▸ **RAW RECORDS**
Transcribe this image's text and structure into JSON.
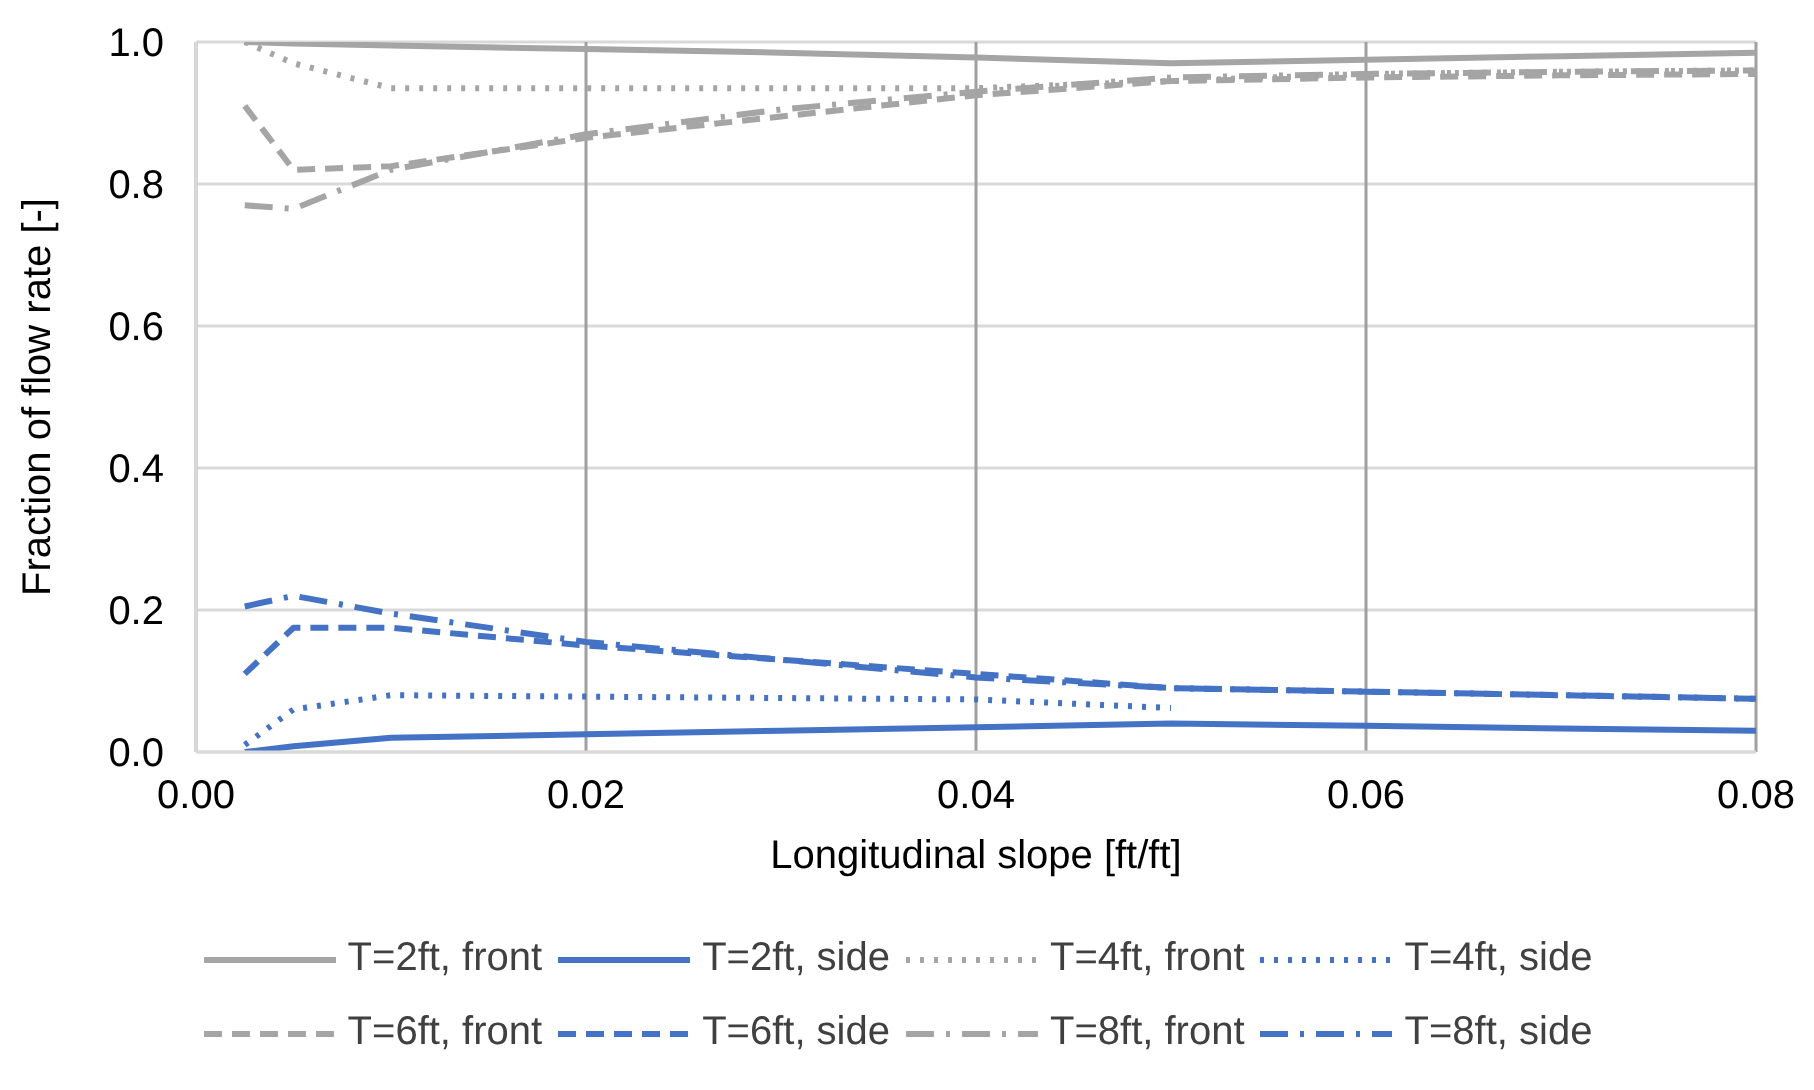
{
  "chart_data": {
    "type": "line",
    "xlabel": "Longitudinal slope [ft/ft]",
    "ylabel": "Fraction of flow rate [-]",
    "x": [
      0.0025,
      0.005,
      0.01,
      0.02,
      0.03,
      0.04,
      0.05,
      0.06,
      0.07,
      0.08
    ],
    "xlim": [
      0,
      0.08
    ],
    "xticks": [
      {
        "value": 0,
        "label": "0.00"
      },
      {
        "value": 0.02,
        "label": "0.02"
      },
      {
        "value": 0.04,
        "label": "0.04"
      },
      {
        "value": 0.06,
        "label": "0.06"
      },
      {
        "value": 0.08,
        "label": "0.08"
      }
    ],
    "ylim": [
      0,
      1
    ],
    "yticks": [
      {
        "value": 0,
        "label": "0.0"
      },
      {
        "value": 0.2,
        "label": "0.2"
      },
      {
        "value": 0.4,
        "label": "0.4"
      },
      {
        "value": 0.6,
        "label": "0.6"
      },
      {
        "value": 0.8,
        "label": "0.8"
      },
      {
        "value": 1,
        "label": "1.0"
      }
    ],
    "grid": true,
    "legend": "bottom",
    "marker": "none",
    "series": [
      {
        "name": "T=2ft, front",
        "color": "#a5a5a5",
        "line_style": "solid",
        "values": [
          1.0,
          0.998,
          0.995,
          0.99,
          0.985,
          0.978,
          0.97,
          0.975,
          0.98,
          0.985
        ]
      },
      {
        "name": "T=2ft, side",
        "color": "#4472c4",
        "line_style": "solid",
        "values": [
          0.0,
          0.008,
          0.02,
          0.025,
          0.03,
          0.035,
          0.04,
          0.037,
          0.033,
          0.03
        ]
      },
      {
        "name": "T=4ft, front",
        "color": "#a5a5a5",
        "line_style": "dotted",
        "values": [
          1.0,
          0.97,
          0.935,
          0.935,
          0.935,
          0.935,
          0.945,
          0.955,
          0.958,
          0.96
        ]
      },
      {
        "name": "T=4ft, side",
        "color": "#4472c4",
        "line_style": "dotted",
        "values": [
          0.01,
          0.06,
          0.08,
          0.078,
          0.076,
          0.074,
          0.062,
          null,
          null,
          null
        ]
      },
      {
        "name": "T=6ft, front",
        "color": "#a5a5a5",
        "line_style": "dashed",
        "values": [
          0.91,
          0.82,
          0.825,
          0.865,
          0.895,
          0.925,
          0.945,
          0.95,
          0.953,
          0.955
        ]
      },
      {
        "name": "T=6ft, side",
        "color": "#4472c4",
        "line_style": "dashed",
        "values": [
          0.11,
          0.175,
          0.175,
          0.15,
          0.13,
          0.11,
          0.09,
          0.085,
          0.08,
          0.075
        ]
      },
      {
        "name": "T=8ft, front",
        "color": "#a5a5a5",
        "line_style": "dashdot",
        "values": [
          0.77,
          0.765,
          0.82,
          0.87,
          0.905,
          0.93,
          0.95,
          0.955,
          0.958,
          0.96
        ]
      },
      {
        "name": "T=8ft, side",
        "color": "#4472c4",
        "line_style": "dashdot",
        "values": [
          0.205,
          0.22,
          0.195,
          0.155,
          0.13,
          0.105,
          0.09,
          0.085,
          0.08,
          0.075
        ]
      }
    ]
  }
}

* * *

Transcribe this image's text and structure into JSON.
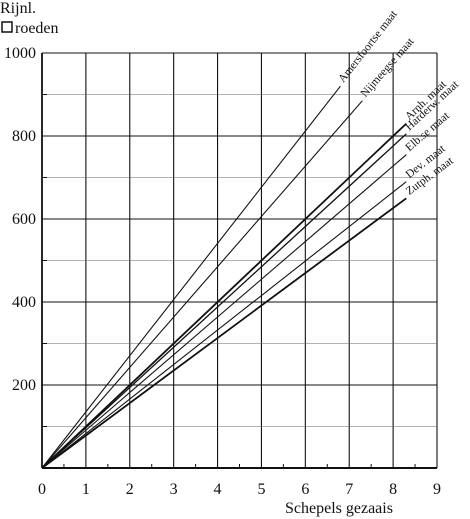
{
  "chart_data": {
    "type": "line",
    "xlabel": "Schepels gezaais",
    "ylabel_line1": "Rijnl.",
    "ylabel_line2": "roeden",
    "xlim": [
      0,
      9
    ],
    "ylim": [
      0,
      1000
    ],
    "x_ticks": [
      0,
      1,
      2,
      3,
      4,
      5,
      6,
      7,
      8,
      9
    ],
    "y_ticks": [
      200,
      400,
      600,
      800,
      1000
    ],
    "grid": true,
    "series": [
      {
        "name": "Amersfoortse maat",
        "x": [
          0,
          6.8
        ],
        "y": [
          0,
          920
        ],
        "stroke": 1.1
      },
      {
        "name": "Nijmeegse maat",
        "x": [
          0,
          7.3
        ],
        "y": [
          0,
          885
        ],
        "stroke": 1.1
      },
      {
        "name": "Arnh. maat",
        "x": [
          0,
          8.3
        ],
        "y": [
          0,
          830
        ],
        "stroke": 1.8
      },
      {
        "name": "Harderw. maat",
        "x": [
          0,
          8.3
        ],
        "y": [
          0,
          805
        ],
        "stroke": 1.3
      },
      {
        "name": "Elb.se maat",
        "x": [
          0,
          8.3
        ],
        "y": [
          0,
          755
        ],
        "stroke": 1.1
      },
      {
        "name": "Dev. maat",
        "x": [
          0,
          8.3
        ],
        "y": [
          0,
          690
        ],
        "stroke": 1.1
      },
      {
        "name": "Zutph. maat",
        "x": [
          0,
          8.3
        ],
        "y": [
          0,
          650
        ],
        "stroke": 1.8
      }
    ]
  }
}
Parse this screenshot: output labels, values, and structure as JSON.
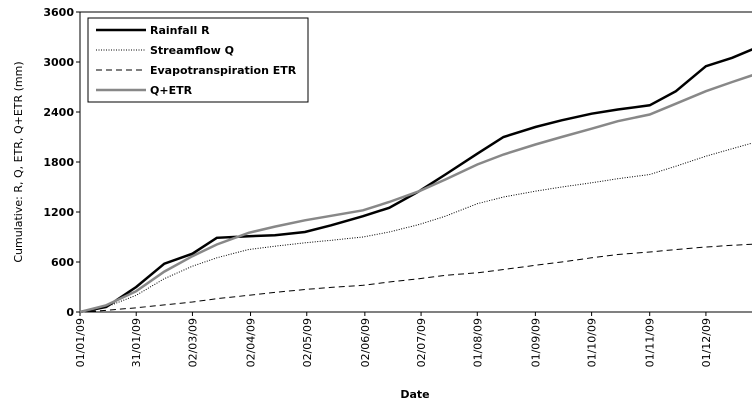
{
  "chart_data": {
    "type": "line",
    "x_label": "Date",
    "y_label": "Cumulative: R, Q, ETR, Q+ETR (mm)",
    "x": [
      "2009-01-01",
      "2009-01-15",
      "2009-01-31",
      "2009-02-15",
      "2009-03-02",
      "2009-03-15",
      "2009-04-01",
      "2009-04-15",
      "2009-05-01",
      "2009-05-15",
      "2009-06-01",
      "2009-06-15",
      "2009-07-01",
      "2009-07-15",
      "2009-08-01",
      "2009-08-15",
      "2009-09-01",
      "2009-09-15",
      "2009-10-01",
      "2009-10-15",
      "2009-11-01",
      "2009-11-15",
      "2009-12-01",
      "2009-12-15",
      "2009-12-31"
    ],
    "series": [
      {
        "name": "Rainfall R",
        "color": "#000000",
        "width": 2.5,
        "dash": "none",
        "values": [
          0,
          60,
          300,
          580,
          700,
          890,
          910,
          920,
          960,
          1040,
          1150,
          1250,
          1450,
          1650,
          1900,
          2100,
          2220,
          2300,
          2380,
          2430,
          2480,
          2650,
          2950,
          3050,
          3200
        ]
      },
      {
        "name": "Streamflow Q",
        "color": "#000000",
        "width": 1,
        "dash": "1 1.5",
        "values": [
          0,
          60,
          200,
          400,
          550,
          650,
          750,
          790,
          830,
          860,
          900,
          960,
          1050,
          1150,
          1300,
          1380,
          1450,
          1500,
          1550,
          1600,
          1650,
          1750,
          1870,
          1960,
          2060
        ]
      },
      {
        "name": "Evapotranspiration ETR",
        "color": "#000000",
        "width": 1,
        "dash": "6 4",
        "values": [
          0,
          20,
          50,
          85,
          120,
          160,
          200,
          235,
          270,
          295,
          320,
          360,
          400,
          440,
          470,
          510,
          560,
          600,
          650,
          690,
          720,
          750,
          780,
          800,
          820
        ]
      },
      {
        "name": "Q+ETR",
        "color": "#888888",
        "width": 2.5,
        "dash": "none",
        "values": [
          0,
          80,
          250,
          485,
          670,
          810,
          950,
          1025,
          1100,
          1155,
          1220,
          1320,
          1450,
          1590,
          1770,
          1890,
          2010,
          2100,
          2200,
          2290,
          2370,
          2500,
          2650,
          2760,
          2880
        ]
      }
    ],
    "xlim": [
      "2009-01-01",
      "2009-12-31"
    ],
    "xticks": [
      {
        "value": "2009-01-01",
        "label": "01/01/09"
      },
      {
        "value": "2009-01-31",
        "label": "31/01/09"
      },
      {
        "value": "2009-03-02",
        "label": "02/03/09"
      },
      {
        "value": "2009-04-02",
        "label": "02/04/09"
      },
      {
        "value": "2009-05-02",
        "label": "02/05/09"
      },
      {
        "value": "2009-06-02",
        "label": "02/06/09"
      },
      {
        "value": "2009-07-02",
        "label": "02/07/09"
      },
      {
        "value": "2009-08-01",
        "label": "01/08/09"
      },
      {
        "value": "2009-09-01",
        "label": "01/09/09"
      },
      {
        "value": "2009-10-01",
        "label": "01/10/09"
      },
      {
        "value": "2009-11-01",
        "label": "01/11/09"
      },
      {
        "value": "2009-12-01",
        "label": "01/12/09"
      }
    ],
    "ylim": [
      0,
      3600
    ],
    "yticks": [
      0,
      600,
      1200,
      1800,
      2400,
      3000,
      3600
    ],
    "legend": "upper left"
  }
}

▸ **EXERCISE BRIEF**
Above are some records. Report the number of their lines that include "xlabel", and add nothing else.

▸ **SOLUTION BELOW**
2